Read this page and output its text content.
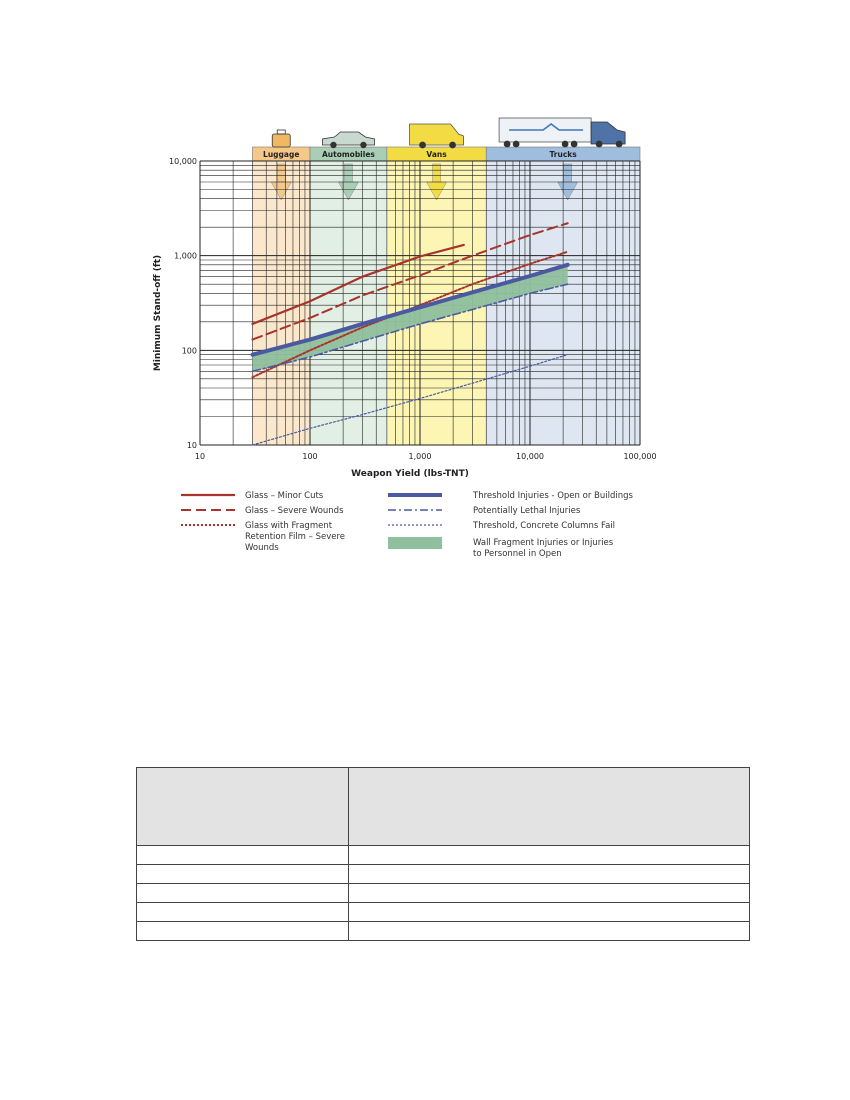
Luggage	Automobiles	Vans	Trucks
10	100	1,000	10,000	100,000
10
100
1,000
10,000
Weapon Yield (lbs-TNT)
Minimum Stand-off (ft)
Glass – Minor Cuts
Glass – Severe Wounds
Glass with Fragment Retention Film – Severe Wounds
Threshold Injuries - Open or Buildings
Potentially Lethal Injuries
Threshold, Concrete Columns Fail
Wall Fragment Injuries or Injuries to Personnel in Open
● ● ● ●
§ **What is expected**:
Each entry must be retyped word for word, with every image omitted.

§ **Result**:
Read this page and output its text content.
Luggage	Automobiles	Vans	Trucks
10	100	1,000	10,000	100,000
10
100
1,000
10,000
Weapon Yield (lbs-TNT)
Minimum Stand-off (ft)
Glass – Minor Cuts
Glass – Severe Wounds
Glass with Fragment Retention Film – Severe Wounds
Threshold Injuries - Open or Buildings
Potentially Lethal Injuries
Threshold, Concrete Columns Fail
Wall Fragment Injuries or Injuries to Personnel in Open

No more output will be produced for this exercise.